GIVEN PROBLEM: Reply with one number only: the count of lines below that contain the word "τεκμαίρεται".

··· DATA SHOWN

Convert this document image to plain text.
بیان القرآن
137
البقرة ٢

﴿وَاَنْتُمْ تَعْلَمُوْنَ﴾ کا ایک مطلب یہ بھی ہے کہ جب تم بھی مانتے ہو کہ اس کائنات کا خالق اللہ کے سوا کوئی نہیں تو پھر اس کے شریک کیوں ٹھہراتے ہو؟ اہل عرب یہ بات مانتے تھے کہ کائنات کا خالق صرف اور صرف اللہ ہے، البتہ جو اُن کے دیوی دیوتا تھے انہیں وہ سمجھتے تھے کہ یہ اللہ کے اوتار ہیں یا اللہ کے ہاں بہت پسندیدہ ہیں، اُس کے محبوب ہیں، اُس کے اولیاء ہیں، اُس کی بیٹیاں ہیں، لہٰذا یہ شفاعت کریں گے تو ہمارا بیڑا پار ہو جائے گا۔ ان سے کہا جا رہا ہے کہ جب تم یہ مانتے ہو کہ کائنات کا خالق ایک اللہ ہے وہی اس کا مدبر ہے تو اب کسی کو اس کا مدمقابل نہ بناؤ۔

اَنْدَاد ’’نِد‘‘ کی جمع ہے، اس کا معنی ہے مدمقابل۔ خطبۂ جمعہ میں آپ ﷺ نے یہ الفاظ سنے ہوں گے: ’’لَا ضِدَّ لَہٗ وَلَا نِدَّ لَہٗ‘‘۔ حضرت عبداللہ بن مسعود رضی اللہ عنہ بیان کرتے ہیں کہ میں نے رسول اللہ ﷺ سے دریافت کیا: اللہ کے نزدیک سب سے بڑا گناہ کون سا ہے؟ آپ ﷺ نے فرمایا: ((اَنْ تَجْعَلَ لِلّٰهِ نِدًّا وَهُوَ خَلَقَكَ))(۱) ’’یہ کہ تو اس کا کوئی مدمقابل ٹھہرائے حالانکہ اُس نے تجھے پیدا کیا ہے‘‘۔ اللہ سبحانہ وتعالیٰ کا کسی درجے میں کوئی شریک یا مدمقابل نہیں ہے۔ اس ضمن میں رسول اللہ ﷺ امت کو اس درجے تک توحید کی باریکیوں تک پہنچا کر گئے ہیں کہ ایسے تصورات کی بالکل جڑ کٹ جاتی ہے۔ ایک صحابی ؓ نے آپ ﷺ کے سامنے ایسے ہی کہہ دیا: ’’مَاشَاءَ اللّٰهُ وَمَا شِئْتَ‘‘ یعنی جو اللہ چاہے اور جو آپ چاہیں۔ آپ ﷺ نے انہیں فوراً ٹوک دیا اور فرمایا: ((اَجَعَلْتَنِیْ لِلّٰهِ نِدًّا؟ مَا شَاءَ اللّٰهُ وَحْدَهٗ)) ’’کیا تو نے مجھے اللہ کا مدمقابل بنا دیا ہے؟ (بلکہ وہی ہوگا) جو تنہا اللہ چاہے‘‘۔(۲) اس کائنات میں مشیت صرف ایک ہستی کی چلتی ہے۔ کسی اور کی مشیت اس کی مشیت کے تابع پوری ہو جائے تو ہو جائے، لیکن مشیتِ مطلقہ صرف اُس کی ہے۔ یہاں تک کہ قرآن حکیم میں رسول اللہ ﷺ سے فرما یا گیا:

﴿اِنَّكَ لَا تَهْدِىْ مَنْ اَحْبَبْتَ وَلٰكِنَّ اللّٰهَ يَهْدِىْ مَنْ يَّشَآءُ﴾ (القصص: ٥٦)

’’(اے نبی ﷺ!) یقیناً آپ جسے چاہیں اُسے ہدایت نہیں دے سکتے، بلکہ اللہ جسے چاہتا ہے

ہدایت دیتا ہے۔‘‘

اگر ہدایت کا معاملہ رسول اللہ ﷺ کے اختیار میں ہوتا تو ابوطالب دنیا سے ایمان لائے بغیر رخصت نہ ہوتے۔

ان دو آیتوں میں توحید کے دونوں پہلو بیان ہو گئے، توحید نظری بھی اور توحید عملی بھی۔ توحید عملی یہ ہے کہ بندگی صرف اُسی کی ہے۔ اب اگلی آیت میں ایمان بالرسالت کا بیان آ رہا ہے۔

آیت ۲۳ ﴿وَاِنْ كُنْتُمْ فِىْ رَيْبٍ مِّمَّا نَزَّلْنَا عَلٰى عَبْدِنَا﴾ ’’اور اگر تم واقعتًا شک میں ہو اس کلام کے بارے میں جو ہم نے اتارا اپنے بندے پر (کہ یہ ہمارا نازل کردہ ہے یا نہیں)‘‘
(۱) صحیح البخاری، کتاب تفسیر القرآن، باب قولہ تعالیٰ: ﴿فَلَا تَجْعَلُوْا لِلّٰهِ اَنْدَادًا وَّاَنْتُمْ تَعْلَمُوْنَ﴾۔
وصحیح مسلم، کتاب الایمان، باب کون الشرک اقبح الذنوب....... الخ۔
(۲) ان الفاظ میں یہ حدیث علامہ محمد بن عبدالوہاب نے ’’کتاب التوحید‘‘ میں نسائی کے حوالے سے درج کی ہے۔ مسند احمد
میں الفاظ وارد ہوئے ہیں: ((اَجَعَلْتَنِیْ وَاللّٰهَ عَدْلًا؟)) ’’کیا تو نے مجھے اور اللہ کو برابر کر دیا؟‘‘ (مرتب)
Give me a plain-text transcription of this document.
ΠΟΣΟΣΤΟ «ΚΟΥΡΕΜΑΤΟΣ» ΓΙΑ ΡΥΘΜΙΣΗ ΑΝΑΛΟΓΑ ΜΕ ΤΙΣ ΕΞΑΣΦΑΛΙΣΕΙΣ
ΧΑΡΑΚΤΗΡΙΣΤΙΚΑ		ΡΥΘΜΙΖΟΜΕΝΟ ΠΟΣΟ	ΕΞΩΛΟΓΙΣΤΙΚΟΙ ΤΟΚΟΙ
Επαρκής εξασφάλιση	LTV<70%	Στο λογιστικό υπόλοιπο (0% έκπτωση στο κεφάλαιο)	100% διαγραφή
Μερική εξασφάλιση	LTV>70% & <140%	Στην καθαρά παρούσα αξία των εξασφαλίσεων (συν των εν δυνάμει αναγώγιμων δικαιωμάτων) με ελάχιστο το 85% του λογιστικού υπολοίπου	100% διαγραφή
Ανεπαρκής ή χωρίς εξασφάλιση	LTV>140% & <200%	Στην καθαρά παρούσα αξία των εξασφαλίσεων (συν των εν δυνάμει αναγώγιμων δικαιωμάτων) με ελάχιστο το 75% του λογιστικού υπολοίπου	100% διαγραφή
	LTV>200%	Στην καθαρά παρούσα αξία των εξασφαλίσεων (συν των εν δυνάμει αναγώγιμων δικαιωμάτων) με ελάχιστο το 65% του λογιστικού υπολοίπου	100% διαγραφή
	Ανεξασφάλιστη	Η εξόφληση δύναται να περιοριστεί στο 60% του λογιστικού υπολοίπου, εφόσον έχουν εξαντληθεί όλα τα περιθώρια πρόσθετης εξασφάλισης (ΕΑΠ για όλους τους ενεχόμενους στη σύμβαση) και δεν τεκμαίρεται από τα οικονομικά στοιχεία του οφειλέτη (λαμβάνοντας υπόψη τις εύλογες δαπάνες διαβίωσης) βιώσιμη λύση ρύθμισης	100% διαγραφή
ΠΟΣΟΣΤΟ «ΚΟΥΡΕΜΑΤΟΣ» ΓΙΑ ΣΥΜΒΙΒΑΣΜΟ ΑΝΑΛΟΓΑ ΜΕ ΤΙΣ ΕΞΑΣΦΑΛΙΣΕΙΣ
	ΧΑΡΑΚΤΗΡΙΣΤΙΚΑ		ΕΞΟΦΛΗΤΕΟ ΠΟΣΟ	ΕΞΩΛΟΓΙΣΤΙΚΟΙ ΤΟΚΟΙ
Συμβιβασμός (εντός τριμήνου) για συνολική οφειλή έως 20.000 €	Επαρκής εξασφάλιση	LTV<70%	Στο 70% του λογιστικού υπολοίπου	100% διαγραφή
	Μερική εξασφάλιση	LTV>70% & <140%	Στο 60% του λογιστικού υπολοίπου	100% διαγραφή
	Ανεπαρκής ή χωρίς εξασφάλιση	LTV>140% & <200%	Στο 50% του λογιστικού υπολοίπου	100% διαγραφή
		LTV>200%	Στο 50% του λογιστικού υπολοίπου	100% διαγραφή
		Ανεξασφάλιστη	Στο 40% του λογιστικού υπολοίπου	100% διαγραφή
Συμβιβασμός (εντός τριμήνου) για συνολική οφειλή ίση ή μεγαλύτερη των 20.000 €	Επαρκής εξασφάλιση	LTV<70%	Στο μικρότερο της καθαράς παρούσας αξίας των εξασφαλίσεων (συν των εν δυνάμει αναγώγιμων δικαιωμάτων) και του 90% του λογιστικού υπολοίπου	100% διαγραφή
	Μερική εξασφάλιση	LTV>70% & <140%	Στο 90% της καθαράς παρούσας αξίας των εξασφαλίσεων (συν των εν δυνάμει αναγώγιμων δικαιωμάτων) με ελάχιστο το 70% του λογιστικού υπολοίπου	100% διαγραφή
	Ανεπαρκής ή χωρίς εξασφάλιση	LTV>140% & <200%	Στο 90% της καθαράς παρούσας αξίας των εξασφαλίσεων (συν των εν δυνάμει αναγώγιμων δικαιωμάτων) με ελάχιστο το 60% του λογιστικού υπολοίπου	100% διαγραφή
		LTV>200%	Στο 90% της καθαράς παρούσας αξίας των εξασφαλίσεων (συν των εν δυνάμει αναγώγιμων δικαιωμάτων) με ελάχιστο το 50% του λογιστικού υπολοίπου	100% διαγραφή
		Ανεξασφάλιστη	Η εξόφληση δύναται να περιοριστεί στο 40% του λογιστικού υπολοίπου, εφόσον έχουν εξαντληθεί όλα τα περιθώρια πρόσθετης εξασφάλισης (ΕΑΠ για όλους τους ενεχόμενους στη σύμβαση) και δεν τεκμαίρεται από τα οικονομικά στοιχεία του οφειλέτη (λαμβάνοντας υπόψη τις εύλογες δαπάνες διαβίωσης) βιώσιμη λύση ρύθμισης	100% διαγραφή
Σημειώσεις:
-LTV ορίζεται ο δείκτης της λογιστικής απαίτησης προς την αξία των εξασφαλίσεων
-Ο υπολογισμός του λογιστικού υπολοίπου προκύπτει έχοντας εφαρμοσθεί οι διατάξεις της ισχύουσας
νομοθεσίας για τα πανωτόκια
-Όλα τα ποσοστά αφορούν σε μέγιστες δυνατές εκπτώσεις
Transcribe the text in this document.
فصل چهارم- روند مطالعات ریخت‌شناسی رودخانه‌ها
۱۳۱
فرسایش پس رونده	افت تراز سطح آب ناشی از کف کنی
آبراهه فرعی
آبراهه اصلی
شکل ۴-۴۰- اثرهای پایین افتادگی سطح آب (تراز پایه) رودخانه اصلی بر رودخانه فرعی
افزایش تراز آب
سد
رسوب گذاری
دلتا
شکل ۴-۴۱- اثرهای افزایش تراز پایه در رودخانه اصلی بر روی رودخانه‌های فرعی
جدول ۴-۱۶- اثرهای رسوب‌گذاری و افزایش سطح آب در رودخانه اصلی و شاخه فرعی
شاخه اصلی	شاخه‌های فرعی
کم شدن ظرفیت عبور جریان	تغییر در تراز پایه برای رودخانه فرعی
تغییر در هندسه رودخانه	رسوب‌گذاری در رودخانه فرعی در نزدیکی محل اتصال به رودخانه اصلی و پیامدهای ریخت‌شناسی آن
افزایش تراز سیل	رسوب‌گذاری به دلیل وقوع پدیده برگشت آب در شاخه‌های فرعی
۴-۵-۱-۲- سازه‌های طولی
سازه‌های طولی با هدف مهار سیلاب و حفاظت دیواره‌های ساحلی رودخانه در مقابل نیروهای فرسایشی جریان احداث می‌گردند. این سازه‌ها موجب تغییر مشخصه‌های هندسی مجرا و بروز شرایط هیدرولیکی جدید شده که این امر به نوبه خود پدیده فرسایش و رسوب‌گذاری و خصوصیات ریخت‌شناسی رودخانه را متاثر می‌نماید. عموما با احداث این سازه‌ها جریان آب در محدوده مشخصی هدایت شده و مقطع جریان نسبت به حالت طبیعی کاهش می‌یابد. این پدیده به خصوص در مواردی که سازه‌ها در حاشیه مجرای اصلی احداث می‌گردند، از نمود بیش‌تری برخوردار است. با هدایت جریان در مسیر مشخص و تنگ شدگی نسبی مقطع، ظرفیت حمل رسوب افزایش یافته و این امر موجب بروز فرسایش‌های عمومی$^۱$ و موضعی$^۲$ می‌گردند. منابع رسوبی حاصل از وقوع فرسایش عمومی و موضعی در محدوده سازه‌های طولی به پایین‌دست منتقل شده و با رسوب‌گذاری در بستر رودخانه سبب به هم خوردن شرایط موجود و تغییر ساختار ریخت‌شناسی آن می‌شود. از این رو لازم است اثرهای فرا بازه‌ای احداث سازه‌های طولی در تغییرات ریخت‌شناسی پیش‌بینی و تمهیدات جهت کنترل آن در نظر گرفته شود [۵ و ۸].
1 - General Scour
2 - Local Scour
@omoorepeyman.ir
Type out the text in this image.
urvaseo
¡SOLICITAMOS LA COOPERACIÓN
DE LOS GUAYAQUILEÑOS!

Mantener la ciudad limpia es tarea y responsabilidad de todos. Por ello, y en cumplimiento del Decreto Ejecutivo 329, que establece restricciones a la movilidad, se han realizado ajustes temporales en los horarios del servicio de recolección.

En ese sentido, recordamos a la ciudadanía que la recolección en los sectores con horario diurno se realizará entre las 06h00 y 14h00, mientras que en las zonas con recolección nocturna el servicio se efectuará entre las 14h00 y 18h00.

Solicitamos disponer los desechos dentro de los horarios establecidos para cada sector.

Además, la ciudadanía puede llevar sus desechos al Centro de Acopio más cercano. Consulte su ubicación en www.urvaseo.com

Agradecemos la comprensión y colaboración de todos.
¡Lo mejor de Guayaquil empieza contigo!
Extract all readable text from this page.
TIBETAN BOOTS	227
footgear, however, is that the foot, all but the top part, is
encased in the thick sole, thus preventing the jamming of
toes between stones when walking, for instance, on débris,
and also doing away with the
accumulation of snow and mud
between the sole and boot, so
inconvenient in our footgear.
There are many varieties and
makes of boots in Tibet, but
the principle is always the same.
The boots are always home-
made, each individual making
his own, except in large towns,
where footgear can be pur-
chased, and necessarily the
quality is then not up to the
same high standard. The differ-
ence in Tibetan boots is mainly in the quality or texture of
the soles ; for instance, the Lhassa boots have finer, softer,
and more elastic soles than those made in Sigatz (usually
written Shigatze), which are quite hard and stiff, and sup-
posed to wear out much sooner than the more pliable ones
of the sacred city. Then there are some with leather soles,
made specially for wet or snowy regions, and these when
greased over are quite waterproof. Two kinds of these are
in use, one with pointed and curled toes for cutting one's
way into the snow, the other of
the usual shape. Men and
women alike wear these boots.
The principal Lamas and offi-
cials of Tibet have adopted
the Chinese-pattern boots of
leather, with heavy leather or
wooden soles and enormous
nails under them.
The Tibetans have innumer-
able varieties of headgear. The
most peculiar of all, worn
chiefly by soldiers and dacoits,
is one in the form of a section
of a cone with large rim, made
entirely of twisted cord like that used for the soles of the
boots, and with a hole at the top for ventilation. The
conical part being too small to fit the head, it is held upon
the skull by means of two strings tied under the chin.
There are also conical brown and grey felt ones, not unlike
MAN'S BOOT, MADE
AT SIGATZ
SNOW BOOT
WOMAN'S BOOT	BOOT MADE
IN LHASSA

······

EXERCISE SOLUTION: 2